* The data *
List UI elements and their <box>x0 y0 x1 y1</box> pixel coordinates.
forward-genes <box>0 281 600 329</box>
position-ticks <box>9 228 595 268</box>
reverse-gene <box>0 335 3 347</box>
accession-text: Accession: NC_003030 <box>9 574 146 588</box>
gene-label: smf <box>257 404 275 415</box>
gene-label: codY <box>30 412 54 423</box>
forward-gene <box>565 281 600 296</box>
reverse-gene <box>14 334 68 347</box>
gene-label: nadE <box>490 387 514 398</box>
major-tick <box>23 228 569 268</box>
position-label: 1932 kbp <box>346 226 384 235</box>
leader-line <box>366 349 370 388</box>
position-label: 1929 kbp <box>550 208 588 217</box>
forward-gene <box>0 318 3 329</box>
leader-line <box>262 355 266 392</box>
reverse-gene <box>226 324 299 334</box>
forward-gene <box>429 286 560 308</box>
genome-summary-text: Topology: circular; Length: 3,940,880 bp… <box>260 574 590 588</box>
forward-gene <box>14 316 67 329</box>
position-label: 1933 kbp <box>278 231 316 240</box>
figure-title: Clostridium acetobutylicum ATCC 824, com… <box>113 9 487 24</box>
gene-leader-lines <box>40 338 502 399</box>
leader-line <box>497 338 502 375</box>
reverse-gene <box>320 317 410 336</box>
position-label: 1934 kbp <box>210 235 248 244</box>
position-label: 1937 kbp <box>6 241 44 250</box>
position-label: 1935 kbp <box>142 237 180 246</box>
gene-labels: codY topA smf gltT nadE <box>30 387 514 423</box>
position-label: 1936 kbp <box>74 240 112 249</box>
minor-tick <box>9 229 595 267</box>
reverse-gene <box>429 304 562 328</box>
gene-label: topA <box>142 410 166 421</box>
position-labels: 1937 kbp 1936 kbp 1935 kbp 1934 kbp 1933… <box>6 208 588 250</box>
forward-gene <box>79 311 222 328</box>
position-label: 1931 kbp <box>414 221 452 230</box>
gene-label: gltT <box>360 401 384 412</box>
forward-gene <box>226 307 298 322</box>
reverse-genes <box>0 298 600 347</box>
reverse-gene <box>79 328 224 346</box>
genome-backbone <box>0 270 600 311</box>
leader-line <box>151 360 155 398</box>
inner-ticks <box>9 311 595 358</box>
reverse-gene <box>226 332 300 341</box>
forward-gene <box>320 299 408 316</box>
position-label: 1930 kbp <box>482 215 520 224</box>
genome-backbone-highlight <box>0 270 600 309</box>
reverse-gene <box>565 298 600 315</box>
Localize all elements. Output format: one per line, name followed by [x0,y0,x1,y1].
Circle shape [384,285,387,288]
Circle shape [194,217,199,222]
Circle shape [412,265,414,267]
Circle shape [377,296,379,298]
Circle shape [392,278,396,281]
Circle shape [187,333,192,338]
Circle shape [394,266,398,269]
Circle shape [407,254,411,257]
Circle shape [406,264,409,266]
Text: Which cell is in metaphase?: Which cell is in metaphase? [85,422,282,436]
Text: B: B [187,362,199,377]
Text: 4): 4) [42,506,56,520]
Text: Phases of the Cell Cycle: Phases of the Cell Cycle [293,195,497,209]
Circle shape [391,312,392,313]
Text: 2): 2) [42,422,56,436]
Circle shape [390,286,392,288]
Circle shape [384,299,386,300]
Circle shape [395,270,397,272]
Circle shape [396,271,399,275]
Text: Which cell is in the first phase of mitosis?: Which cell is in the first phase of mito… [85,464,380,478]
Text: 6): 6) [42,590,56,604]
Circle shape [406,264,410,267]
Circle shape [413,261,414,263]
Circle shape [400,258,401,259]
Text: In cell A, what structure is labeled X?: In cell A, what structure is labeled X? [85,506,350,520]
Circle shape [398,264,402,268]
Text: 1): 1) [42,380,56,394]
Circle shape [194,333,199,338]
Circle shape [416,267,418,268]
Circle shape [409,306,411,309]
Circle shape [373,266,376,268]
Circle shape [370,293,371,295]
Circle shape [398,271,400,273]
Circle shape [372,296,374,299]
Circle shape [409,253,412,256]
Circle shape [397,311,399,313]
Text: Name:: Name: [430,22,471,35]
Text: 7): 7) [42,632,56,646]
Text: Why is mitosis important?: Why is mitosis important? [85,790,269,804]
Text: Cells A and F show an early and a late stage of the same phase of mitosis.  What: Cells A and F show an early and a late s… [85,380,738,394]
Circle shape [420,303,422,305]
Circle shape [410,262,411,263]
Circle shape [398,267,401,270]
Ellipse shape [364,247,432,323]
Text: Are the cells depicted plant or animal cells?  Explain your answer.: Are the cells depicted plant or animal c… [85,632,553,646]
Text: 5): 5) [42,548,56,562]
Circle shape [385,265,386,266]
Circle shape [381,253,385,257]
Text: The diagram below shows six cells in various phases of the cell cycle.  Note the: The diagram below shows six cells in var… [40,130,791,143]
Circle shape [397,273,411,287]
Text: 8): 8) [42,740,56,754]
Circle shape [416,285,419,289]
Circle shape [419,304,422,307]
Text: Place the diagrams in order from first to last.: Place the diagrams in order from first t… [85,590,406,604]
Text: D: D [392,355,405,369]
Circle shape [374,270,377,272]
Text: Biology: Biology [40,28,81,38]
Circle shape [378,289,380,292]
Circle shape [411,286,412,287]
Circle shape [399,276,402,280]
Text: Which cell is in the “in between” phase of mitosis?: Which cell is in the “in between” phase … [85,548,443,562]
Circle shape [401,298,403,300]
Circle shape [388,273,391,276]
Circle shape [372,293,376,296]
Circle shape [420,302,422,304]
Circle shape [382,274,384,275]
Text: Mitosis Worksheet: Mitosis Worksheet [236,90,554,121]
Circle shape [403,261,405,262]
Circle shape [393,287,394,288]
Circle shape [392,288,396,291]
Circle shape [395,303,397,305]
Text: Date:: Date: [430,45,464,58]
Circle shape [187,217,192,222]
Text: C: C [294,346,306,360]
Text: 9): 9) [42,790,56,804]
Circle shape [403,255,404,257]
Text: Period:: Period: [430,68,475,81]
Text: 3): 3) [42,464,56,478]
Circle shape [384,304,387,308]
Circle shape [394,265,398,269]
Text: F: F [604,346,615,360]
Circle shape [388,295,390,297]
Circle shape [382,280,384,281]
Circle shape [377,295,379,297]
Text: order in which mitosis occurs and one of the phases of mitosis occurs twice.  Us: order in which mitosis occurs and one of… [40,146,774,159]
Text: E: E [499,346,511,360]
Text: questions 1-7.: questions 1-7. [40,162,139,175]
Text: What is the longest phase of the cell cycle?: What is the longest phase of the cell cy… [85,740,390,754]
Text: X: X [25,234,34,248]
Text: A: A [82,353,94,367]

* Exercise aim *
Nothing in the material may be left out; write it all out verbatim.

* Solution to the problem *
List UI elements and their <box>x0 y0 x1 y1</box> pixel coordinates.
forward-genes <box>0 281 600 329</box>
position-ticks <box>9 228 595 268</box>
reverse-gene <box>0 335 3 347</box>
accession-text: Accession: NC_003030 <box>9 574 146 588</box>
gene-label: smf <box>257 404 275 415</box>
gene-label: codY <box>30 412 54 423</box>
forward-gene <box>565 281 600 296</box>
reverse-gene <box>14 334 68 347</box>
gene-label: nadE <box>490 387 514 398</box>
major-tick <box>23 228 569 268</box>
position-label: 1932 kbp <box>346 226 384 235</box>
leader-line <box>366 349 370 388</box>
position-label: 1929 kbp <box>550 208 588 217</box>
forward-gene <box>0 318 3 329</box>
leader-line <box>262 355 266 392</box>
reverse-gene <box>226 324 299 334</box>
forward-gene <box>429 286 560 308</box>
genome-summary-text: Topology: circular; Length: 3,940,880 bp… <box>260 574 590 588</box>
forward-gene <box>14 316 67 329</box>
position-label: 1933 kbp <box>278 231 316 240</box>
figure-title: Clostridium acetobutylicum ATCC 824, com… <box>113 9 487 24</box>
gene-leader-lines <box>40 338 502 399</box>
leader-line <box>497 338 502 375</box>
reverse-gene <box>320 317 410 336</box>
position-label: 1934 kbp <box>210 235 248 244</box>
position-label: 1937 kbp <box>6 241 44 250</box>
position-label: 1935 kbp <box>142 237 180 246</box>
gene-labels: codY topA smf gltT nadE <box>30 387 514 423</box>
position-label: 1936 kbp <box>74 240 112 249</box>
minor-tick <box>9 229 595 267</box>
reverse-gene <box>429 304 562 328</box>
gene-label: topA <box>142 410 166 421</box>
position-labels: 1937 kbp 1936 kbp 1935 kbp 1934 kbp 1933… <box>6 208 588 250</box>
forward-gene <box>79 311 222 328</box>
position-label: 1931 kbp <box>414 221 452 230</box>
gene-label: gltT <box>360 401 384 412</box>
forward-gene <box>226 307 298 322</box>
reverse-genes <box>0 298 600 347</box>
reverse-gene <box>79 328 224 346</box>
genome-backbone <box>0 270 600 311</box>
leader-line <box>151 360 155 398</box>
inner-ticks <box>9 311 595 358</box>
reverse-gene <box>226 332 300 341</box>
forward-gene <box>320 299 408 316</box>
position-label: 1930 kbp <box>482 215 520 224</box>
genome-backbone-highlight <box>0 270 600 309</box>
reverse-gene <box>565 298 600 315</box>
Localize all elements. Output format: one per line, name followed by [x0,y0,x1,y1].
Circle shape [384,285,387,288]
Circle shape [194,217,199,222]
Circle shape [412,265,414,267]
Circle shape [377,296,379,298]
Circle shape [392,278,396,281]
Circle shape [187,333,192,338]
Circle shape [394,266,398,269]
Circle shape [407,254,411,257]
Circle shape [406,264,409,266]
Text: Which cell is in metaphase?: Which cell is in metaphase? [85,422,282,436]
Text: B: B [187,362,199,377]
Text: 4): 4) [42,506,56,520]
Text: Phases of the Cell Cycle: Phases of the Cell Cycle [293,195,497,209]
Circle shape [391,312,392,313]
Text: 2): 2) [42,422,56,436]
Circle shape [390,286,392,288]
Circle shape [384,299,386,300]
Circle shape [395,270,397,272]
Circle shape [396,271,399,275]
Text: Which cell is in the first phase of mitosis?: Which cell is in the first phase of mito… [85,464,380,478]
Text: 6): 6) [42,590,56,604]
Circle shape [406,264,410,267]
Circle shape [413,261,414,263]
Circle shape [400,258,401,259]
Text: In cell A, what structure is labeled X?: In cell A, what structure is labeled X? [85,506,350,520]
Circle shape [398,264,402,268]
Text: 1): 1) [42,380,56,394]
Circle shape [194,333,199,338]
Circle shape [416,267,418,268]
Circle shape [409,306,411,309]
Circle shape [373,266,376,268]
Circle shape [370,293,371,295]
Circle shape [398,271,400,273]
Circle shape [372,296,374,299]
Circle shape [409,253,412,256]
Circle shape [397,311,399,313]
Text: Name:: Name: [430,22,471,35]
Text: 7): 7) [42,632,56,646]
Text: Why is mitosis important?: Why is mitosis important? [85,790,269,804]
Text: Cells A and F show an early and a late stage of the same phase of mitosis.  What: Cells A and F show an early and a late s… [85,380,738,394]
Circle shape [420,303,422,305]
Circle shape [410,262,411,263]
Circle shape [398,267,401,270]
Ellipse shape [364,247,432,323]
Text: Are the cells depicted plant or animal cells?  Explain your answer.: Are the cells depicted plant or animal c… [85,632,553,646]
Text: 5): 5) [42,548,56,562]
Circle shape [385,265,386,266]
Circle shape [381,253,385,257]
Text: The diagram below shows six cells in various phases of the cell cycle.  Note the: The diagram below shows six cells in var… [40,130,791,143]
Circle shape [397,273,411,287]
Text: 8): 8) [42,740,56,754]
Circle shape [416,285,419,289]
Circle shape [419,304,422,307]
Text: Place the diagrams in order from first to last.: Place the diagrams in order from first t… [85,590,406,604]
Text: D: D [392,355,405,369]
Circle shape [374,270,377,272]
Text: Biology: Biology [40,28,81,38]
Circle shape [378,289,380,292]
Circle shape [411,286,412,287]
Circle shape [399,276,402,280]
Text: Which cell is in the “in between” phase of mitosis?: Which cell is in the “in between” phase … [85,548,443,562]
Circle shape [401,298,403,300]
Circle shape [388,273,391,276]
Circle shape [372,293,376,296]
Circle shape [420,302,422,304]
Circle shape [382,274,384,275]
Text: Mitosis Worksheet: Mitosis Worksheet [236,90,554,121]
Circle shape [403,261,405,262]
Circle shape [393,287,394,288]
Circle shape [392,288,396,291]
Circle shape [395,303,397,305]
Text: Date:: Date: [430,45,464,58]
Circle shape [187,217,192,222]
Text: C: C [294,346,306,360]
Text: 9): 9) [42,790,56,804]
Circle shape [403,255,404,257]
Text: Period:: Period: [430,68,475,81]
Text: 3): 3) [42,464,56,478]
Circle shape [384,304,387,308]
Circle shape [394,265,398,269]
Text: F: F [604,346,615,360]
Circle shape [388,295,390,297]
Circle shape [382,280,384,281]
Circle shape [377,295,379,297]
Text: order in which mitosis occurs and one of the phases of mitosis occurs twice.  Us: order in which mitosis occurs and one of… [40,146,774,159]
Text: E: E [499,346,511,360]
Text: questions 1-7.: questions 1-7. [40,162,139,175]
Text: What is the longest phase of the cell cycle?: What is the longest phase of the cell cy… [85,740,390,754]
Text: X: X [25,234,34,248]
Text: A: A [82,353,94,367]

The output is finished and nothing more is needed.